═════ Records shown ═════

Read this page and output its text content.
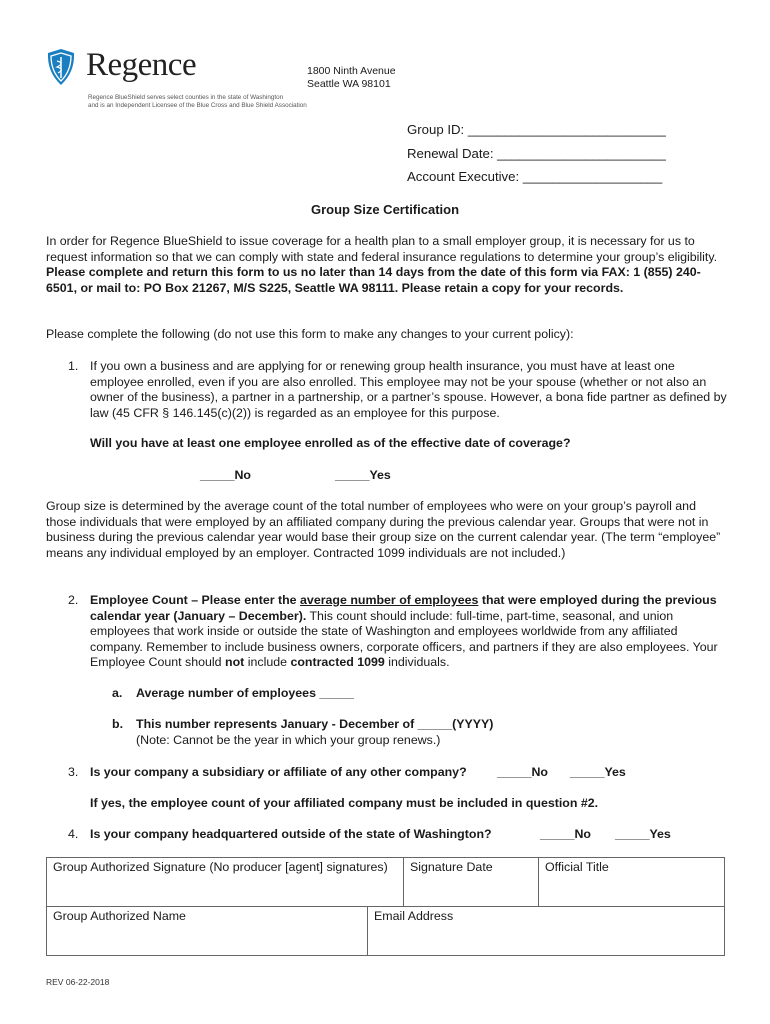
Regence
Regence BlueShield serves select counties in the state of Washington
and is an Independent Licensee of the Blue Cross and Blue Shield Association
1800 Ninth Avenue
Seattle WA 98101
Group ID: ___________________________
Renewal Date: _______________________
Account Executive: ___________________
Group Size Certification
In order for Regence BlueShield to issue coverage for a health plan to a small employer group, it is necessary for us to request information so that we can comply with state and federal insurance regulations to determine your group’s eligibility. Please complete and return this form to us no later than 14 days from the date of this form via FAX: 1 (855) 240-6501, or mail to: PO Box 21267, M/S S225, Seattle WA 98111. Please retain a copy for your records.
Please complete the following (do not use this form to make any changes to your current policy):
1. If you own a business and are applying for or renewing group health insurance, you must have at least one employee enrolled, even if you are also enrolled. This employee may not be your spouse (whether or not also an owner of the business), a partner in a partnership, or a partner’s spouse. However, a bona fide partner as defined by law (45 CFR § 146.145(c)(2)) is regarded as an employee for this purpose.
Will you have at least one employee enrolled as of the effective date of coverage?
_____No	_____Yes
Group size is determined by the average count of the total number of employees who were on your group’s payroll and those individuals that were employed by an affiliated company during the previous calendar year. Groups that were not in business during the previous calendar year would base their group size on the current calendar year. (The term “employee” means any individual employed by an employer. Contracted 1099 individuals are not included.)
2. Employee Count – Please enter the average number of employees that were employed during the previous calendar year (January – December). This count should include: full-time, part-time, seasonal, and union employees that work inside or outside the state of Washington and employees worldwide from any affiliated company. Remember to include business owners, corporate officers, and partners if they are also employees. Your Employee Count should not include contracted 1099 individuals.
a. Average number of employees _____
b. This number represents January - December of _____(YYYY)
(Note: Cannot be the year in which your group renews.)
3. Is your company a subsidiary or affiliate of any other company? _____No _____Yes
If yes, the employee count of your affiliated company must be included in question #2.
4. Is your company headquartered outside of the state of Washington?	_____No _____Yes
Group Authorized Signature (No producer [agent] signatures)	Signature Date	Official Title
Group Authorized Name	Email Address
REV 06-22-2018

═════

Task to carry out: Leave out all pictures, then copy the remaining material exactly.

Problem solution:
Read this page and output its text content.
Regence
Regence BlueShield serves select counties in the state of Washington
and is an Independent Licensee of the Blue Cross and Blue Shield Association
1800 Ninth Avenue
Seattle WA 98101
Group ID: ___________________________
Renewal Date: _______________________
Account Executive: ___________________
Group Size Certification
In order for Regence BlueShield to issue coverage for a health plan to a small employer group, it is necessary for us to request information so that we can comply with state and federal insurance regulations to determine your group’s eligibility. Please complete and return this form to us no later than 14 days from the date of this form via FAX: 1 (855) 240-6501, or mail to: PO Box 21267, M/S S225, Seattle WA 98111. Please retain a copy for your records.
Please complete the following (do not use this form to make any changes to your current policy):
1. If you own a business and are applying for or renewing group health insurance, you must have at least one employee enrolled, even if you are also enrolled. This employee may not be your spouse (whether or not also an owner of the business), a partner in a partnership, or a partner’s spouse. However, a bona fide partner as defined by law (45 CFR § 146.145(c)(2)) is regarded as an employee for this purpose.
Will you have at least one employee enrolled as of the effective date of coverage?
_____No	_____Yes
Group size is determined by the average count of the total number of employees who were on your group’s payroll and those individuals that were employed by an affiliated company during the previous calendar year. Groups that were not in business during the previous calendar year would base their group size on the current calendar year. (The term “employee” means any individual employed by an employer. Contracted 1099 individuals are not included.)
2. Employee Count – Please enter the average number of employees that were employed during the previous calendar year (January – December). This count should include: full-time, part-time, seasonal, and union employees that work inside or outside the state of Washington and employees worldwide from any affiliated company. Remember to include business owners, corporate officers, and partners if they are also employees. Your Employee Count should not include contracted 1099 individuals.
a. Average number of employees _____
b. This number represents January - December of _____(YYYY)
(Note: Cannot be the year in which your group renews.)
3. Is your company a subsidiary or affiliate of any other company? _____No _____Yes
If yes, the employee count of your affiliated company must be included in question #2.
4. Is your company headquartered outside of the state of Washington?	_____No _____Yes
Group Authorized Signature (No producer [agent] signatures)	Signature Date	Official Title
Group Authorized Name	Email Address
REV 06-22-2018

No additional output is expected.